- _SELECTED EXCERPT_:

____

Last Updated on February 6, 2024 by LawEuro

European Court of Human Rights
(Application no. 52572/18)
6 February 2024

This judgment is final but it may be subject to editorial revision.

In the case of Zhezhovski v. North Macedonia,

The European Court of Human Rights (Second Section), sitting as a Committee composed of:
Lorraine Schembri Orland, President,
Jovan Ilievski,
Diana Sârcu, judges,
and Dorothee von Arnim, Deputy Section Registrar,

Having regard to:
the application (no. 52572/18) against the Republic of North Macedonia lodged with the Court under Article 34 of the Convention for the Protection of Human Rights and Fundamental Freedoms (“the Convention”) on 1 November 2018 by a Macedonian/citizen of North Macedonia, Mr Mitko Zhezhovski, who was born in 1960 and lives in Bitola (“the applicant”), and who was represented by Mr S. Angeleski, a lawyer practising in Skopje;
the decision to give notice of the complaint concerning the alleged arbitrariness of the domestic courts’ decisions in counter-enforcement proceedings to the Government of North Macedonia (“the Government”), represented by their Agent, Ms D. Djonova, and to declare the remainder of the application inadmissible;
the parties’ observations;

Having deliberated in private on 16 January 2024,

Delivers the following judgment, which was adopted on that date:


1. The case concerns the alleged arbitrariness of the domestic courts’ decisions in proceedings for counter-enforcement (противизвршување), in violation of Article 6 of the Convention.

____

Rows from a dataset
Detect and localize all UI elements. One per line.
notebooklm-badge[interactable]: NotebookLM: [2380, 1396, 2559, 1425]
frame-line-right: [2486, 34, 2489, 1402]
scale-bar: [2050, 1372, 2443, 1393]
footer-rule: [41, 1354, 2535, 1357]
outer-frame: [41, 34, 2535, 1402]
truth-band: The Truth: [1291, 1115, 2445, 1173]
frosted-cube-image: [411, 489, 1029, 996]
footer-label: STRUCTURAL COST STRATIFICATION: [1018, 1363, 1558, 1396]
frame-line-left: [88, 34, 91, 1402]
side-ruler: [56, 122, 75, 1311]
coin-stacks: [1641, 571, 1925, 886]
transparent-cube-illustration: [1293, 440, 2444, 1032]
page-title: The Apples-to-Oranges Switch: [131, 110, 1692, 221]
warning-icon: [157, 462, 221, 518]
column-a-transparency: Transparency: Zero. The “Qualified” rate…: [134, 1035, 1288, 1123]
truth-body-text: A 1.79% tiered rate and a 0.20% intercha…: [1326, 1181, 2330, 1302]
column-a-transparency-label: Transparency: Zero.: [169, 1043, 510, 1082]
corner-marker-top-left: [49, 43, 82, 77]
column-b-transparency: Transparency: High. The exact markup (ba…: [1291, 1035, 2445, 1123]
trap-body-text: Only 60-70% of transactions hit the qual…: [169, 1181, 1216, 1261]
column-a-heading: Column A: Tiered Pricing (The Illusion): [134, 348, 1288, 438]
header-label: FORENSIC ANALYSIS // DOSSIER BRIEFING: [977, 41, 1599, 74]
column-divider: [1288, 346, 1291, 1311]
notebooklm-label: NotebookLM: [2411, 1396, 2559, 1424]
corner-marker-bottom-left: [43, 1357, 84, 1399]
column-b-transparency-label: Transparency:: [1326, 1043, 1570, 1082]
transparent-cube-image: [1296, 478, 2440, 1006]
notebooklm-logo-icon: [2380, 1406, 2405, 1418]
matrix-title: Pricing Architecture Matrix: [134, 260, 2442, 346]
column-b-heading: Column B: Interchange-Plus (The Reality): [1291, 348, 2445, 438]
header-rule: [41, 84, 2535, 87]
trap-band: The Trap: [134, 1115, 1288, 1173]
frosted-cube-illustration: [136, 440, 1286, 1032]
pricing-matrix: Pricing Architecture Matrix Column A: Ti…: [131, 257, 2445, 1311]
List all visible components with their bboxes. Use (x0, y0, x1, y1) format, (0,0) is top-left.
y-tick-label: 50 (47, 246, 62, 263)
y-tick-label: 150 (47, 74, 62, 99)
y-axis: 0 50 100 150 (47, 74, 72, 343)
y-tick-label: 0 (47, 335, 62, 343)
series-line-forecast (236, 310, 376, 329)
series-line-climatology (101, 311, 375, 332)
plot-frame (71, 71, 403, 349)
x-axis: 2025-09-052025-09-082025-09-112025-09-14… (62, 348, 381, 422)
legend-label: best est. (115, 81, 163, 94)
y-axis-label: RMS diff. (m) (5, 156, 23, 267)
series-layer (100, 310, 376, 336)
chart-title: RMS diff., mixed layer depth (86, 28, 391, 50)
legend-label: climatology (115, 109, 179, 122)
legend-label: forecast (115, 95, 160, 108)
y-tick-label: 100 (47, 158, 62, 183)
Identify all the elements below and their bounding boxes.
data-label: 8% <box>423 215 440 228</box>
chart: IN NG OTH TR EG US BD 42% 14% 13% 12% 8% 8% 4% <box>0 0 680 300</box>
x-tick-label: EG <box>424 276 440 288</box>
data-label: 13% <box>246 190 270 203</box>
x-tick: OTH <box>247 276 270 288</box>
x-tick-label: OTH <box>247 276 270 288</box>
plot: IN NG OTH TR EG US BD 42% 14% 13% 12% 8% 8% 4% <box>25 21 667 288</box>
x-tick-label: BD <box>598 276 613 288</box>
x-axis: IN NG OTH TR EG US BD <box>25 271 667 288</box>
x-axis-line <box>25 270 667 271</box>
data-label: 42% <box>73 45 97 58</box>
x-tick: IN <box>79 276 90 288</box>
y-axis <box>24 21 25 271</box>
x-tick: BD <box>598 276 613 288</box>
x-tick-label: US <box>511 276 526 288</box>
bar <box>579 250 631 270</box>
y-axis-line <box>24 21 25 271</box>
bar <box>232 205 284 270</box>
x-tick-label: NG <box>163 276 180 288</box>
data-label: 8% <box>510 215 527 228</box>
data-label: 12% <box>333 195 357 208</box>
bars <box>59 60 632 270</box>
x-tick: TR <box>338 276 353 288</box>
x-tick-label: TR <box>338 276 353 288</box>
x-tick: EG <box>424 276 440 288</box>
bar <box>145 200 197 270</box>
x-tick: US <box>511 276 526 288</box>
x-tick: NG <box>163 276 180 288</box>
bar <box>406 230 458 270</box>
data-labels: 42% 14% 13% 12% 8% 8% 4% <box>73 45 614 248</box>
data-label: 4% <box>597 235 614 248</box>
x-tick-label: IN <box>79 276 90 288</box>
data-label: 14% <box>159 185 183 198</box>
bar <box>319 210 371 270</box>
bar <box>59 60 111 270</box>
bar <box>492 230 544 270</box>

____

- _YOUR TASK_:
Duplicate the opening of the Zhezhovski v. North Macedonia judgment in full, word for word.

- _SOLVED EXERCISE_:
Last Updated on February 6, 2024 by LawEuro

European Court of Human Rights
(Application no. 52572/18)
6 February 2024

This judgment is final but it may be subject to editorial revision.

In the case of Zhezhovski v. North Macedonia,

The European Court of Human Rights (Second Section), sitting as a Committee composed of:
Lorraine Schembri Orland, President,
Jovan Ilievski,
Diana Sârcu, judges,
and Dorothee von Arnim, Deputy Section Registrar,

Having regard to:
the application (no. 52572/18) against the Republic of North Macedonia lodged with the Court under Article 34 of the Convention for the Protection of Human Rights and Fundamental Freedoms (“the Convention”) on 1 November 2018 by a Macedonian/citizen of North Macedonia, Mr Mitko Zhezhovski, who was born in 1960 and lives in Bitola (“the applicant”), and who was represented by Mr S. Angeleski, a lawyer practising in Skopje;
the decision to give notice of the complaint concerning the alleged arbitrariness of the domestic courts’ decisions in counter-enforcement proceedings to the Government of North Macedonia (“the Government”), represented by their Agent, Ms D. Djonova, and to declare the remainder of the application inadmissible;
the parties’ observations;

Having deliberated in private on 16 January 2024,

Delivers the following judgment, which was adopted on that date:


1. The case concerns the alleged arbitrariness of the domestic courts’ decisions in proceedings for counter-enforcement (противизвршување), in violation of Article 6 of the Convention.